-- Start --

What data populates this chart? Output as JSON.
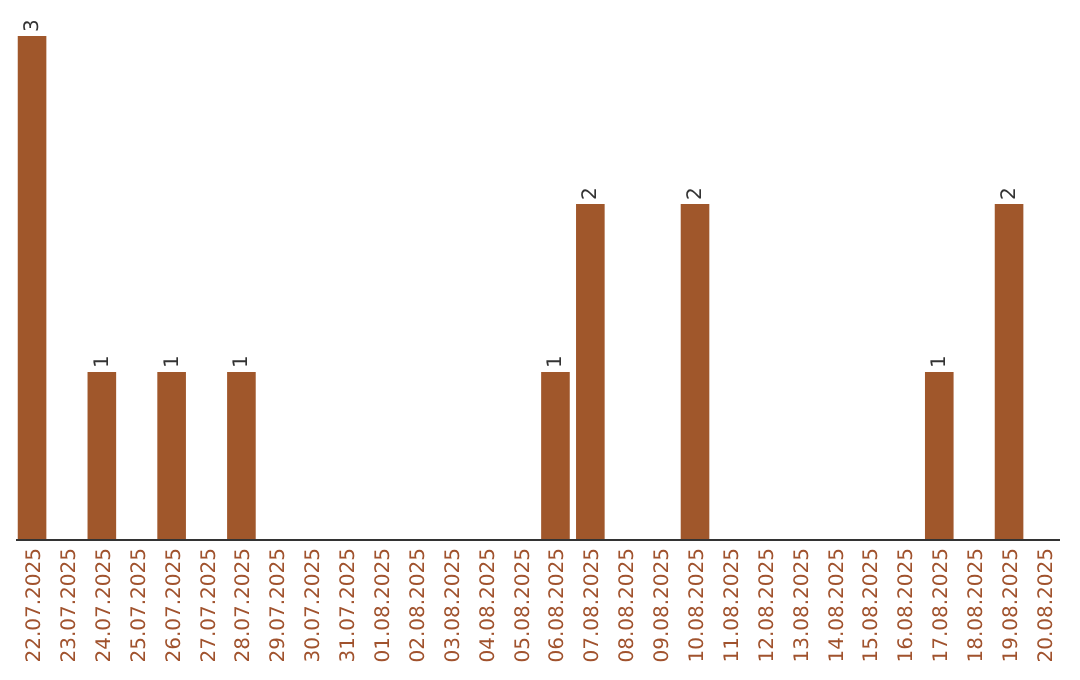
{
  "chart_data": {
    "type": "bar",
    "categories": [
      "22.07.2025",
      "23.07.2025",
      "24.07.2025",
      "25.07.2025",
      "26.07.2025",
      "27.07.2025",
      "28.07.2025",
      "29.07.2025",
      "30.07.2025",
      "31.07.2025",
      "01.08.2025",
      "02.08.2025",
      "03.08.2025",
      "04.08.2025",
      "05.08.2025",
      "06.08.2025",
      "07.08.2025",
      "08.08.2025",
      "09.08.2025",
      "10.08.2025",
      "11.08.2025",
      "12.08.2025",
      "13.08.2025",
      "14.08.2025",
      "15.08.2025",
      "16.08.2025",
      "17.08.2025",
      "18.08.2025",
      "19.08.2025",
      "20.08.2025"
    ],
    "values": [
      3,
      0,
      1,
      0,
      1,
      0,
      1,
      0,
      0,
      0,
      0,
      0,
      0,
      0,
      0,
      1,
      2,
      0,
      0,
      2,
      0,
      0,
      0,
      0,
      0,
      0,
      1,
      0,
      2,
      0
    ],
    "value_labels": [
      "3",
      null,
      "1",
      null,
      "1",
      null,
      "1",
      null,
      null,
      null,
      null,
      null,
      null,
      null,
      null,
      "1",
      "2",
      null,
      null,
      "2",
      null,
      null,
      null,
      null,
      null,
      null,
      "1",
      null,
      "2",
      null
    ],
    "color": "#a0572b"
  }
}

-- End --

**TASK DESCRIPTION**
Omit every picture, and otherwise quote the entries exactly.

**ANSWER TO THIS TASK**
What data populates this chart? Output as JSON.
{
  "chart_data": {
    "type": "bar",
    "categories": [
      "22.07.2025",
      "23.07.2025",
      "24.07.2025",
      "25.07.2025",
      "26.07.2025",
      "27.07.2025",
      "28.07.2025",
      "29.07.2025",
      "30.07.2025",
      "31.07.2025",
      "01.08.2025",
      "02.08.2025",
      "03.08.2025",
      "04.08.2025",
      "05.08.2025",
      "06.08.2025",
      "07.08.2025",
      "08.08.2025",
      "09.08.2025",
      "10.08.2025",
      "11.08.2025",
      "12.08.2025",
      "13.08.2025",
      "14.08.2025",
      "15.08.2025",
      "16.08.2025",
      "17.08.2025",
      "18.08.2025",
      "19.08.2025",
      "20.08.2025"
    ],
    "values": [
      3,
      0,
      1,
      0,
      1,
      0,
      1,
      0,
      0,
      0,
      0,
      0,
      0,
      0,
      0,
      1,
      2,
      0,
      0,
      2,
      0,
      0,
      0,
      0,
      0,
      0,
      1,
      0,
      2,
      0
    ],
    "value_labels": [
      "3",
      null,
      "1",
      null,
      "1",
      null,
      "1",
      null,
      null,
      null,
      null,
      null,
      null,
      null,
      null,
      "1",
      "2",
      null,
      null,
      "2",
      null,
      null,
      null,
      null,
      null,
      null,
      "1",
      null,
      "2",
      null
    ],
    "color": "#a0572b"
  }
}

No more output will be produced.